**Set task:** Set every record down verbatim and omit the pictures.

**Dataset records:**
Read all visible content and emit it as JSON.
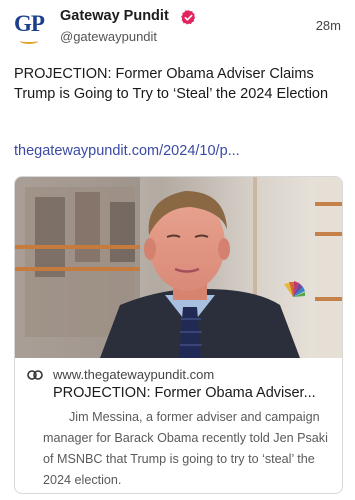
{
  "header": {
    "avatar_text": "GP",
    "name": "Gateway Pundit",
    "handle": "@gatewaypundit",
    "time": "28m"
  },
  "post": {
    "text": "PROJECTION: Former Obama Adviser Claims Trump is Going to Try to ‘Steal’ the 2024 Election",
    "link": "thegatewaypundit.com/2024/10/p..."
  },
  "card": {
    "domain": "www.thegatewaypundit.com",
    "title": "PROJECTION: Former Obama Adviser...",
    "description": "Jim Messina, a former adviser and campaign manager for Barack Obama recently told Jen Psaki of MSNBC that Trump is going to try to ‘steal’ the 2024 election."
  },
  "icons": {
    "verified": "verified-badge-icon",
    "link": "link-icon"
  },
  "colors": {
    "link": "#3b4aa6",
    "verified": "#e0245e",
    "brand_blue": "#1c3f8c",
    "brand_gold": "#e2a12a"
  }
}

**Task solution:**
Read all visible content and emit it as JSON.
{
  "header": {
    "avatar_text": "GP",
    "name": "Gateway Pundit",
    "handle": "@gatewaypundit",
    "time": "28m"
  },
  "post": {
    "text": "PROJECTION: Former Obama Adviser Claims Trump is Going to Try to ‘Steal’ the 2024 Election",
    "link": "thegatewaypundit.com/2024/10/p..."
  },
  "card": {
    "domain": "www.thegatewaypundit.com",
    "title": "PROJECTION: Former Obama Adviser...",
    "description": "Jim Messina, a former adviser and campaign manager for Barack Obama recently told Jen Psaki of MSNBC that Trump is going to try to ‘steal’ the 2024 election."
  },
  "icons": {
    "verified": "verified-badge-icon",
    "link": "link-icon"
  },
  "colors": {
    "link": "#3b4aa6",
    "verified": "#e0245e",
    "brand_blue": "#1c3f8c",
    "brand_gold": "#e2a12a"
  }
}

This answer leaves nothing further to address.